▽
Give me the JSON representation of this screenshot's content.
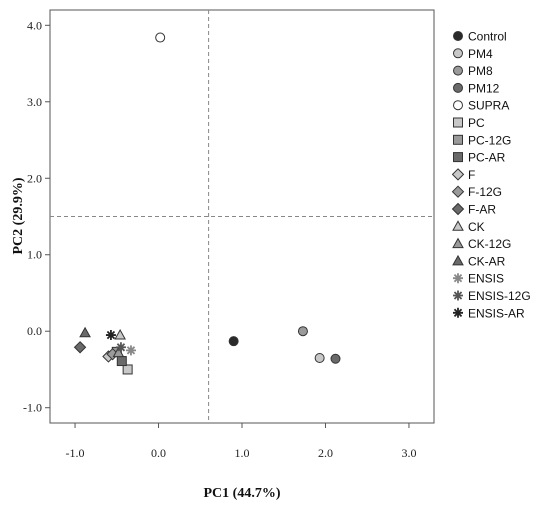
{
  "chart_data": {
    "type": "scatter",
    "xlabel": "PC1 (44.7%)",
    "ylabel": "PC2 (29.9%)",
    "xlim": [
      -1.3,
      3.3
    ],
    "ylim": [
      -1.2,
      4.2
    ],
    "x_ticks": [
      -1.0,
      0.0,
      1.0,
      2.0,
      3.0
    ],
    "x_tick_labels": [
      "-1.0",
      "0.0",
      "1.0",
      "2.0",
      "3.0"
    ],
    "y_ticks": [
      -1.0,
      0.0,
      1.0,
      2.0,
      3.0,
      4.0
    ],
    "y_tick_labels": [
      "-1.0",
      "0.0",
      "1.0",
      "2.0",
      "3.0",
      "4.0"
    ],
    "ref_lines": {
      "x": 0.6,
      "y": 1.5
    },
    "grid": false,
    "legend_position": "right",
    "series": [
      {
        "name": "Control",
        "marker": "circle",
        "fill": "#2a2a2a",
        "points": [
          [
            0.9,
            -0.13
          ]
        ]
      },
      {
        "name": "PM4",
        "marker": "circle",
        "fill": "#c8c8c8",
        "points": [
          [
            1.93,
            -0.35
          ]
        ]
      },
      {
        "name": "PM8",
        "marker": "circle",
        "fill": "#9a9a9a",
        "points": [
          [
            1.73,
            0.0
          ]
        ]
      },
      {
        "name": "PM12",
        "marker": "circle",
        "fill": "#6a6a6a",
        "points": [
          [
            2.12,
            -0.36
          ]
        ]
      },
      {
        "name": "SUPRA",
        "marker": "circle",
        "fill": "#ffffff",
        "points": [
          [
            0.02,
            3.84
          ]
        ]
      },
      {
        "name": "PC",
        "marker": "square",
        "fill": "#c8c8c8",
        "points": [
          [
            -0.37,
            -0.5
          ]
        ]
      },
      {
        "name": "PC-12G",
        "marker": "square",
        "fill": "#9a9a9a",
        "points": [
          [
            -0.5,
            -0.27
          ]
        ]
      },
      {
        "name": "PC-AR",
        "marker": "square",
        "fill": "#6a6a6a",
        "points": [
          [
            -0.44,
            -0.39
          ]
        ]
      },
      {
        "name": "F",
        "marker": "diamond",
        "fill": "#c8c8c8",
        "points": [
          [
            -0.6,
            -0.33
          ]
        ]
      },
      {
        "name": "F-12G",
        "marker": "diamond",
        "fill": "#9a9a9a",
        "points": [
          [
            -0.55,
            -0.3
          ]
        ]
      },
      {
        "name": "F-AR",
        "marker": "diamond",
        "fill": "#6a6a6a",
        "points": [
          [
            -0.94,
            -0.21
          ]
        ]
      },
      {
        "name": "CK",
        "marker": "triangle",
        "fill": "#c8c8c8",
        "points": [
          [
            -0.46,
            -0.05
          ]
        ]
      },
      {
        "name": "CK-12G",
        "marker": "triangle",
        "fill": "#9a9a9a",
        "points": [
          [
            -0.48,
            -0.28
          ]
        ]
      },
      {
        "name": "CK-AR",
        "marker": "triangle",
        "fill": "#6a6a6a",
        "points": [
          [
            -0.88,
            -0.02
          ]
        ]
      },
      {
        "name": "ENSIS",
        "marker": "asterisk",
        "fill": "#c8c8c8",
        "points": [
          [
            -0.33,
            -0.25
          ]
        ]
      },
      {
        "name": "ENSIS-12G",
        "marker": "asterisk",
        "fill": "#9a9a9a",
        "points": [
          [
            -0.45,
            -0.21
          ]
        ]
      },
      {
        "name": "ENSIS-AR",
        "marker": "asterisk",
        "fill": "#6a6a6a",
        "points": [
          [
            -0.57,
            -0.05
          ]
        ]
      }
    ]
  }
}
△
▽
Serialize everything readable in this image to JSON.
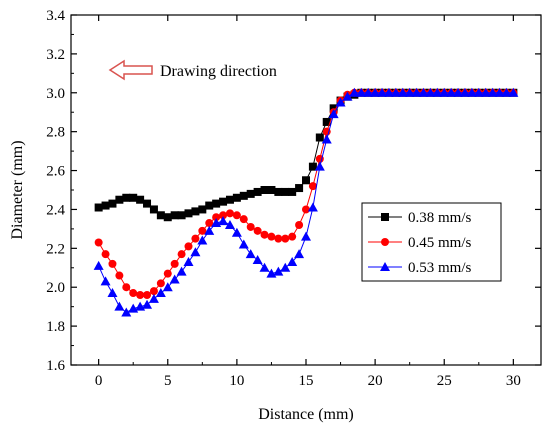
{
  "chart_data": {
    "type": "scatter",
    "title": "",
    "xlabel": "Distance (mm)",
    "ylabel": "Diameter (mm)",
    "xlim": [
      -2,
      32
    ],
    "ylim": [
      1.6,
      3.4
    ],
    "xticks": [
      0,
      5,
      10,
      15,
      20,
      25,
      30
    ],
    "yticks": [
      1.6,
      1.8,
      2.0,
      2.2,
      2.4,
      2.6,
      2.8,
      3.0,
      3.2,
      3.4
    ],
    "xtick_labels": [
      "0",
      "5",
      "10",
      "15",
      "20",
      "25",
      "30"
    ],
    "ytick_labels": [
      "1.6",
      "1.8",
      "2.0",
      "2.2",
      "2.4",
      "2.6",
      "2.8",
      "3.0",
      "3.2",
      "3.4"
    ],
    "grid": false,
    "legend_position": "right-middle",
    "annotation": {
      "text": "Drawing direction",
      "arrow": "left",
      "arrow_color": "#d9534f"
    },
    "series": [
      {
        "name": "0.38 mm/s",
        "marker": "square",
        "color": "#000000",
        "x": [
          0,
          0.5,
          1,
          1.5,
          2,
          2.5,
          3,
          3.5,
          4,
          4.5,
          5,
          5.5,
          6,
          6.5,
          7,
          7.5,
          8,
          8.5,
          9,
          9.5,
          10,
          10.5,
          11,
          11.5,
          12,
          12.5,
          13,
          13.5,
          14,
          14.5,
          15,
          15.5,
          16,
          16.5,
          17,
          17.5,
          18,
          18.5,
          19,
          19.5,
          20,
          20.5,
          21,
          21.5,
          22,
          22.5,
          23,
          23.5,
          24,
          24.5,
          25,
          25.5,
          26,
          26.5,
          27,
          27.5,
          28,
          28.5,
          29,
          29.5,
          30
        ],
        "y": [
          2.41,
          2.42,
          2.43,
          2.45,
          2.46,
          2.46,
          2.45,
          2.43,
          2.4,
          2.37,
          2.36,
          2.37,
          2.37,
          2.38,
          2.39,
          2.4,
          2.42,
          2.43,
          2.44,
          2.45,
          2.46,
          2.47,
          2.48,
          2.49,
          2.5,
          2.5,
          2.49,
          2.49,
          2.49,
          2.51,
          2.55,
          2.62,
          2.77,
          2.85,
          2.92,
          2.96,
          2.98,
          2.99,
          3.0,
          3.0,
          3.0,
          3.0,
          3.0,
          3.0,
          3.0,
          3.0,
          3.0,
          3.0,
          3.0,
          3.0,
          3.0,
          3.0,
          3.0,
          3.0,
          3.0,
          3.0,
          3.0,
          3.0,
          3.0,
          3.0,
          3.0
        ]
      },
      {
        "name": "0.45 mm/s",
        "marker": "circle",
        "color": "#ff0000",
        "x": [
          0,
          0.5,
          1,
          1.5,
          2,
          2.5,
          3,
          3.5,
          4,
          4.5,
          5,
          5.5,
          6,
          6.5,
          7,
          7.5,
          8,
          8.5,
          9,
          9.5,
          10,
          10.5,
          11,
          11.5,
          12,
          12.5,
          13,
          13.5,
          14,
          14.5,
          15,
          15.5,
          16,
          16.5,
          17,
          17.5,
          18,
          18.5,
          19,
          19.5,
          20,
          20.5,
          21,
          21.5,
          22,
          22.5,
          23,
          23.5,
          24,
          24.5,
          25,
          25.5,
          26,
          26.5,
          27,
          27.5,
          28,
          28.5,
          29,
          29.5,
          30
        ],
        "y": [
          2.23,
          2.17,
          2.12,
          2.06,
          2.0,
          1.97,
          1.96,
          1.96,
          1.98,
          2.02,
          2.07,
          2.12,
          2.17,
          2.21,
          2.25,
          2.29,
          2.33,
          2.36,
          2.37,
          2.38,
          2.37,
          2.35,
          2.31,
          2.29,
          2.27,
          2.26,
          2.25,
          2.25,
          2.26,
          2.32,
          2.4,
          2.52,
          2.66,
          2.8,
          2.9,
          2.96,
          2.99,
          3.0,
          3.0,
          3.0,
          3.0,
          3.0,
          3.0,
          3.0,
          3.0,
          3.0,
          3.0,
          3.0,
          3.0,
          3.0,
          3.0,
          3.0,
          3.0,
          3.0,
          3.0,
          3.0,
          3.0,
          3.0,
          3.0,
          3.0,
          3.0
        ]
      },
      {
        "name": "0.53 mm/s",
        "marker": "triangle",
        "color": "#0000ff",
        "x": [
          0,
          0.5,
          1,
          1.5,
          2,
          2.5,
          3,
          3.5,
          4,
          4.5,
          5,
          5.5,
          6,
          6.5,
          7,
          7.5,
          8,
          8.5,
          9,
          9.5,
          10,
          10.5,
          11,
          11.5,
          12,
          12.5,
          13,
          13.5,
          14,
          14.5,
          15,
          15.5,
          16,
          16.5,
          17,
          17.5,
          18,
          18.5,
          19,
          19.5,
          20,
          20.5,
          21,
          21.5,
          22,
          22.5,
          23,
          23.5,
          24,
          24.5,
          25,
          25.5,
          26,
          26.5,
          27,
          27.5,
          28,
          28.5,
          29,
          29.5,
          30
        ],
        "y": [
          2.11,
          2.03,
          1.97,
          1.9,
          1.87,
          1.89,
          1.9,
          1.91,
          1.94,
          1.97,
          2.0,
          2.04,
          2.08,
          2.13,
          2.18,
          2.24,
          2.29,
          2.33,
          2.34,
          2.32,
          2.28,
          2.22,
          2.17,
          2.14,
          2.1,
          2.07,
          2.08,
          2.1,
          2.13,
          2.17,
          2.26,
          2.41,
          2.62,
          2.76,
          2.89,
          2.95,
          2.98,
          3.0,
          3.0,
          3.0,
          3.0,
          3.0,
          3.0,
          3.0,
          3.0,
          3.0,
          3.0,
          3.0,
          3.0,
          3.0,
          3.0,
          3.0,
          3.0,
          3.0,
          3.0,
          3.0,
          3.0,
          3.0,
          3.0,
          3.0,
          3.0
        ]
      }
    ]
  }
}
△
_Task to carry out:_ Go through the material and select each line with the string "right" in it.

_Answer below:_
    "legend_position": "right",
    "legend_position": "right-middle",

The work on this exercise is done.